**Short problem:**
Output all of the data below exactly as given.

----- Provided data -----

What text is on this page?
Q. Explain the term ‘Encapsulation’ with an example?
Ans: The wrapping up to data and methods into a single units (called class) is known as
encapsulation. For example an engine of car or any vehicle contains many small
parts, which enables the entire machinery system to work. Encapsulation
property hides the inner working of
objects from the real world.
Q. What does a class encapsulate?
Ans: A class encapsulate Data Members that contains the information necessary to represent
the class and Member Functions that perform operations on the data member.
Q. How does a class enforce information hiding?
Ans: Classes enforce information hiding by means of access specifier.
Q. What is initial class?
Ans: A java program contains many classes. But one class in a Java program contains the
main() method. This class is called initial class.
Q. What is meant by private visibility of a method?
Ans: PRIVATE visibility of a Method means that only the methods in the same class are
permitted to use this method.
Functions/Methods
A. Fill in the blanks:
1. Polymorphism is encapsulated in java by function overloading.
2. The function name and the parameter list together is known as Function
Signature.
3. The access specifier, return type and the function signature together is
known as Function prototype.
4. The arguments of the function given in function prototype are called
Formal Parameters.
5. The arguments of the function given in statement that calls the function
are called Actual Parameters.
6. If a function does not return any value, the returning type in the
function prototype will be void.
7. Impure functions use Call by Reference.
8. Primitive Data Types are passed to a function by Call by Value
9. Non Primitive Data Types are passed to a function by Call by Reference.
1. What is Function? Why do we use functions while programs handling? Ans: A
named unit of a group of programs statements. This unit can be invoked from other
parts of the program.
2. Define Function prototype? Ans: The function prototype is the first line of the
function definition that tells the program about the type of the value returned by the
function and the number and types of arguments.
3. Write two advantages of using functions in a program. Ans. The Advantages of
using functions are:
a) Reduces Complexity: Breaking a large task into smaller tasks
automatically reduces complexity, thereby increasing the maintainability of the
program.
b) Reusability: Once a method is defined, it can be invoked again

-----

**Expected output:**
What text is on this page?
Q. Explain the term ‘Encapsulation’ with an example?
Ans: The wrapping up to data and methods into a single units (called class) is known as
encapsulation. For example an engine of car or any vehicle contains many small
parts, which enables the entire machinery system to work. Encapsulation
property hides the inner working of
objects from the real world.
Q. What does a class encapsulate?
Ans: A class encapsulate Data Members that contains the information necessary to represent
the class and Member Functions that perform operations on the data member.
Q. How does a class enforce information hiding?
Ans: Classes enforce information hiding by means of access specifier.
Q. What is initial class?
Ans: A java program contains many classes. But one class in a Java program contains the
main() method. This class is called initial class.
Q. What is meant by private visibility of a method?
Ans: PRIVATE visibility of a Method means that only the methods in the same class are
permitted to use this method.
Functions/Methods
A. Fill in the blanks:
1. Polymorphism is encapsulated in java by function overloading.
2. The function name and the parameter list together is known as Function
Signature.
3. The access specifier, return type and the function signature together is
known as Function prototype.
4. The arguments of the function given in function prototype are called
Formal Parameters.
5. The arguments of the function given in statement that calls the function
are called Actual Parameters.
6. If a function does not return any value, the returning type in the
function prototype will be void.
7. Impure functions use Call by Reference.
8. Primitive Data Types are passed to a function by Call by Value
9. Non Primitive Data Types are passed to a function by Call by Reference.
1. What is Function? Why do we use functions while programs handling? Ans: A
named unit of a group of programs statements. This unit can be invoked from other
parts of the program.
2. Define Function prototype? Ans: The function prototype is the first line of the
function definition that tells the program about the type of the value returned by the
function and the number and types of arguments.
3. Write two advantages of using functions in a program. Ans. The Advantages of
using functions are:
a) Reduces Complexity: Breaking a large task into smaller tasks
automatically reduces complexity, thereby increasing the maintainability of the
program.
b) Reusability: Once a method is defined, it can be invoked again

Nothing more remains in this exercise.